# Set task
Copy the records below exactly, leaving out any pictures.

(Dataset rows)
──────

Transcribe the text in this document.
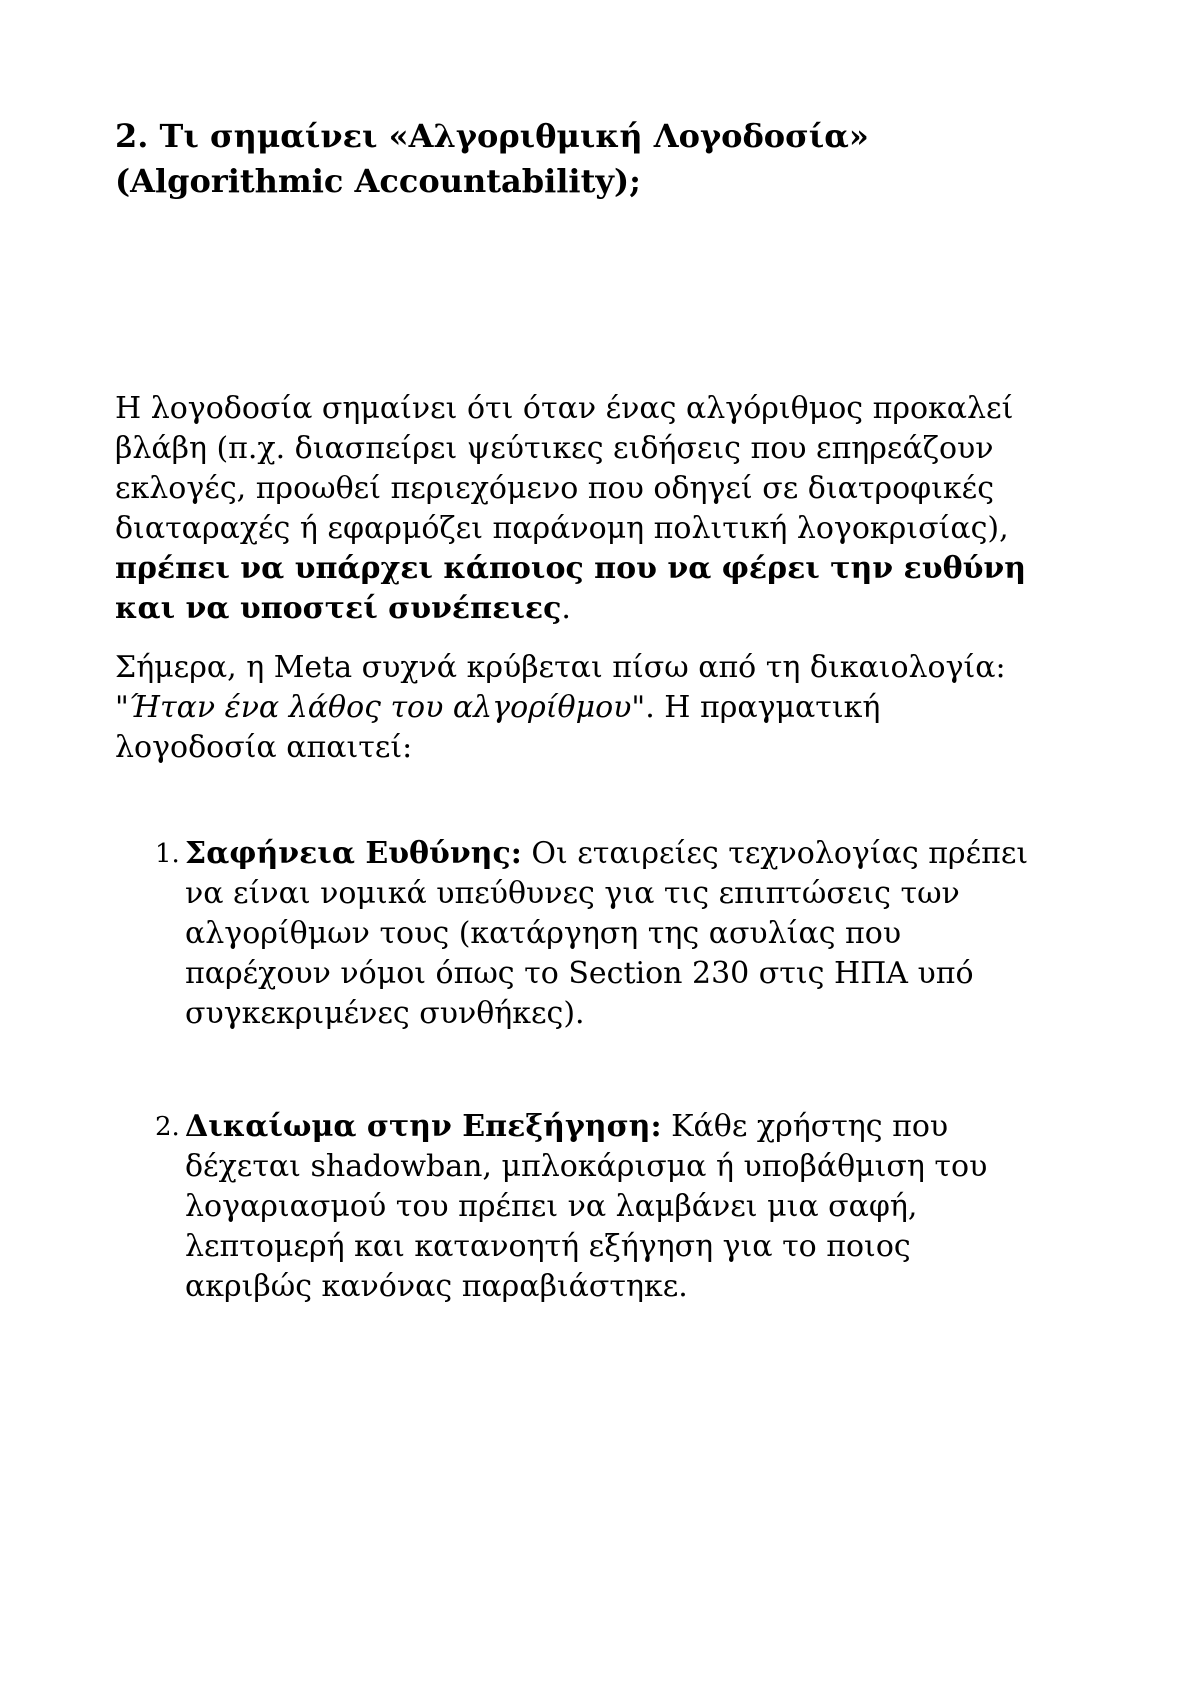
2. Τι σημαίνει «Αλγοριθμική Λογοδοσία»
(Algorithmic Accountability);

Η λογοδοσία σημαίνει ότι όταν ένας αλγόριθμος προκαλεί
βλάβη (π.χ. διασπείρει ψεύτικες ειδήσεις που επηρεάζουν
εκλογές, προωθεί περιεχόμενο που οδηγεί σε διατροφικές
διαταραχές ή εφαρμόζει παράνομη πολιτική λογοκρισίας),
πρέπει να υπάρχει κάποιος που να φέρει την ευθύνη
και να υποστεί συνέπειες.

Σήμερα, η Meta συχνά κρύβεται πίσω από τη δικαιολογία:
"Ήταν ένα λάθος του αλγορίθμου". Η πραγματική
λογοδοσία απαιτεί:

1. Σαφήνεια Ευθύνης: Οι εταιρείες τεχνολογίας πρέπει
να είναι νομικά υπεύθυνες για τις επιπτώσεις των
αλγορίθμων τους (κατάργηση της ασυλίας που
παρέχουν νόμοι όπως το Section 230 στις ΗΠΑ υπό
συγκεκριμένες συνθήκες).

2. Δικαίωμα στην Επεξήγηση: Κάθε χρήστης που
δέχεται shadowban, μπλοκάρισμα ή υποβάθμιση του
λογαριασμού του πρέπει να λαμβάνει μια σαφή,
λεπτομερή και κατανοητή εξήγηση για το ποιος
ακριβώς κανόνας παραβιάστηκε.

──────

# Reply to the task
Transcribe the text in this document.
2. Τι σημαίνει «Αλγοριθμική Λογοδοσία»
(Algorithmic Accountability);

Η λογοδοσία σημαίνει ότι όταν ένας αλγόριθμος προκαλεί
βλάβη (π.χ. διασπείρει ψεύτικες ειδήσεις που επηρεάζουν
εκλογές, προωθεί περιεχόμενο που οδηγεί σε διατροφικές
διαταραχές ή εφαρμόζει παράνομη πολιτική λογοκρισίας),
πρέπει να υπάρχει κάποιος που να φέρει την ευθύνη
και να υποστεί συνέπειες.

Σήμερα, η Meta συχνά κρύβεται πίσω από τη δικαιολογία:
"Ήταν ένα λάθος του αλγορίθμου". Η πραγματική
λογοδοσία απαιτεί:

1. Σαφήνεια Ευθύνης: Οι εταιρείες τεχνολογίας πρέπει
να είναι νομικά υπεύθυνες για τις επιπτώσεις των
αλγορίθμων τους (κατάργηση της ασυλίας που
παρέχουν νόμοι όπως το Section 230 στις ΗΠΑ υπό
συγκεκριμένες συνθήκες).

2. Δικαίωμα στην Επεξήγηση: Κάθε χρήστης που
δέχεται shadowban, μπλοκάρισμα ή υποβάθμιση του
λογαριασμού του πρέπει να λαμβάνει μια σαφή,
λεπτομερή και κατανοητή εξήγηση για το ποιος
ακριβώς κανόνας παραβιάστηκε.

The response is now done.